[Data items]
#####
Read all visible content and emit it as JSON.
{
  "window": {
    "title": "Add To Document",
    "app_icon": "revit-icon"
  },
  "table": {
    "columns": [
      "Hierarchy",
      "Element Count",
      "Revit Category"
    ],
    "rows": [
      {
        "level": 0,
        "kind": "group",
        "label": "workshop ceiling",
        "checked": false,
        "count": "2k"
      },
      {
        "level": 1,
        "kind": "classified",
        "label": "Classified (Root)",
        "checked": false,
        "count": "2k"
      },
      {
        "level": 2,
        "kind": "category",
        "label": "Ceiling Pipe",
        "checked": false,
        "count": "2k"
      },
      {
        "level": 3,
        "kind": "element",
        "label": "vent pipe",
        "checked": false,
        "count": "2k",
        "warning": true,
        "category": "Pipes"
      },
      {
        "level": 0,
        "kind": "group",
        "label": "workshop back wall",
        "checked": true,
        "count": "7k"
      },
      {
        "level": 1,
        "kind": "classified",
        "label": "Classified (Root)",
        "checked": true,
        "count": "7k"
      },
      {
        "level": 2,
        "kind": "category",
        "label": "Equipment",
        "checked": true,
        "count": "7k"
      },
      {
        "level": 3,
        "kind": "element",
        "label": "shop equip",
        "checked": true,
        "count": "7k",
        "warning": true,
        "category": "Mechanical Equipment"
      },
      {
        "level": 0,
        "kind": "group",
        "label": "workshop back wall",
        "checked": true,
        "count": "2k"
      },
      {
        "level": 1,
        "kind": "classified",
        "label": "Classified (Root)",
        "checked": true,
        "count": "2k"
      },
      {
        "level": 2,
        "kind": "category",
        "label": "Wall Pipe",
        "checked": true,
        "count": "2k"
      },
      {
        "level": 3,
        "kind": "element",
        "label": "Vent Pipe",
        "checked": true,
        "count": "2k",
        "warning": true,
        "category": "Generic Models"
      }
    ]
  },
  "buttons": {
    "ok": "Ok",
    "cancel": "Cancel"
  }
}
#####
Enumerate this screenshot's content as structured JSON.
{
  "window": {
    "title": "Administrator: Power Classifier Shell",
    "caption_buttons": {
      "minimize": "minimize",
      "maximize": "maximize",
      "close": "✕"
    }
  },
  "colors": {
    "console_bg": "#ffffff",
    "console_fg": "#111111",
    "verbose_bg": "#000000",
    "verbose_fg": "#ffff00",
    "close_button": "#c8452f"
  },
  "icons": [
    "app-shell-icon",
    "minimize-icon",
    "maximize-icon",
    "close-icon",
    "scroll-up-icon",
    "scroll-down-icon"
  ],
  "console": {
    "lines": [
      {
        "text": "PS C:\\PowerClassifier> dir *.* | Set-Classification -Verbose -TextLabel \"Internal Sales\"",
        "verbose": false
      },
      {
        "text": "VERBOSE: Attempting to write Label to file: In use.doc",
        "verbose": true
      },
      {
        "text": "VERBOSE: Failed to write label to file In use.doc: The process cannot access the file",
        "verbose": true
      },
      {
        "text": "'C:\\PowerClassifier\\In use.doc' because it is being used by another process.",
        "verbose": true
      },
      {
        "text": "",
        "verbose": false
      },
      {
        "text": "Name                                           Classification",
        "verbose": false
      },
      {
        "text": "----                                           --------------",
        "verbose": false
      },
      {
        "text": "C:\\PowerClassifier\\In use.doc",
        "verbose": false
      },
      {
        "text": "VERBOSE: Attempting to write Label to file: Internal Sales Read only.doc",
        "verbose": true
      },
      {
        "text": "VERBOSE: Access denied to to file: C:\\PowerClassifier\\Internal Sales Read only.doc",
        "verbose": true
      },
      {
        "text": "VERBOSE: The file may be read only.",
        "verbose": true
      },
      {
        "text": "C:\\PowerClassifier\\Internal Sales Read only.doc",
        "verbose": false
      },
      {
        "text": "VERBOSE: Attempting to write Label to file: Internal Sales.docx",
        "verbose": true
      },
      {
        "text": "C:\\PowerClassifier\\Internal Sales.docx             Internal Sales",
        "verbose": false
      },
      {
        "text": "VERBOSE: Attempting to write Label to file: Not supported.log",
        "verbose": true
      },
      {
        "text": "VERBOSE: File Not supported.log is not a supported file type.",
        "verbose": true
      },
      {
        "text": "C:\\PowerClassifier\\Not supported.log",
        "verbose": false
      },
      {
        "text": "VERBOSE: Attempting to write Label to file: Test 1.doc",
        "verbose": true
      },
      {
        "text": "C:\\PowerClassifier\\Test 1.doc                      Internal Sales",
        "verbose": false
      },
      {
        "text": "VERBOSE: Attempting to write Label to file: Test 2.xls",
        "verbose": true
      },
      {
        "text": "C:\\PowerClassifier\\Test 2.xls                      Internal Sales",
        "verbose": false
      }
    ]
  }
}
#####
**What you have to do**
Pull every line holding "only" out of the records.

**Task solution**
        "text": "VERBOSE: Attempting to write Label to file: Internal Sales Read only.doc",
        "text": "VERBOSE: Access denied to to file: C:\\PowerClassifier\\Internal Sales Read only.doc",
        "text": "VERBOSE: The file may be read only.",
        "text": "C:\\PowerClassifier\\Internal Sales Read only.doc",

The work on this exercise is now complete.